PROBLEMS:
• 1. In the growth modeling text, how can time be recoded to compare before and after an intervention?
• 2. Retype the stretch of the growth modeling text from "I have come" through "show pre/post differences.".
• 3. Pick up the growth modeling text after its last sentence and keep writing.

SOURCE DOCUMENT:
==========

I have come across topics like 'Growth Analysis curves and Visualization' but couldn't access any material even after searching.
Mohan
 A: The easiest approach to growth modeling is simply handling time as a fixed effect in a regression model, such that time (or some derived measure(s)) is your X and the outcomes are your Y. From there, several flexible tools can be used to show pre/post differences. 
You may simply recode time as 0 for any time event before the intervention and 1 for any time after. You may also code time continuously to inspect secular trends of increase or decrease. Blending that you can have both such terms as well as their interaction for a rudimentary breakpoint analysis. More sophisticated methods include using splines. 
Once you are satisfied with how you have measured growth, to find if certain variables affect growth (such as work from home agreements, e.g.), you can add these as time-varying or between cluster variables in your model; and, more importantly, you add the interaction between these variables and the growth terms. If the interactions are statistically significant, you would conclude that they affected growth as you say.

==========

DATASET EXTRACT:

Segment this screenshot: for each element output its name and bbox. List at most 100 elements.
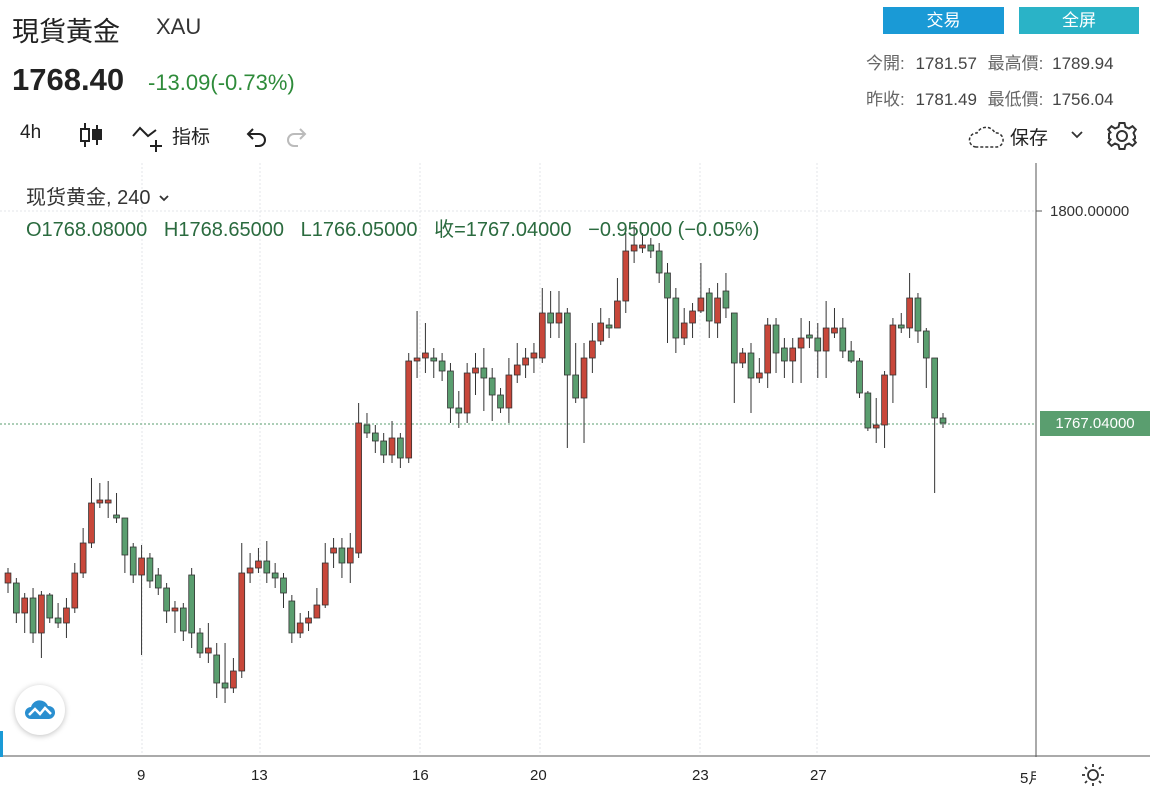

==========

EXPECTED OUTPUTS:
• 1. Code time as 0 for any time before the intervention and 1 for any time after it.

• 2.
I have come across topics like 'Growth Analysis curves and Visualization' but couldn't access any material even after searching.
Mohan
 A: The easiest approach to growth modeling is simply handling time as a fixed effect in a regression model, such that time (or some derived measure(s)) is your X and the outcomes are your Y. From there, several flexible tools can be used to show pre/post differences.

• 3.
A somewhat different approach is taken to "predicting" growth--which (if I understand your problem) time-series modelers call forecasting. (The distinction is that you are not predicting growth per se, but using measures of growth to predict outcomes later in the future). The problem with the previous methods is that fixed effects tend to "explode" with time, leading to silly forecasts such as Olympic lap times of 0 seconds by year 2030. ARMA or ARIMA models are very standard tools for forecast models which are simple, flexible, and easily computed. These work by including previous outcome measure(s) as covariate(s) in a predictive model. Once new results are realized, forecasts may be updated to account for stochastic variability.
A text which I have read on the topic that I found useful is Longitudinal Data Analysis by Diggle Heagerty Liang and Zeger, which is not an open resource admittedly. No satisfactory discussions have I encountered on the subject.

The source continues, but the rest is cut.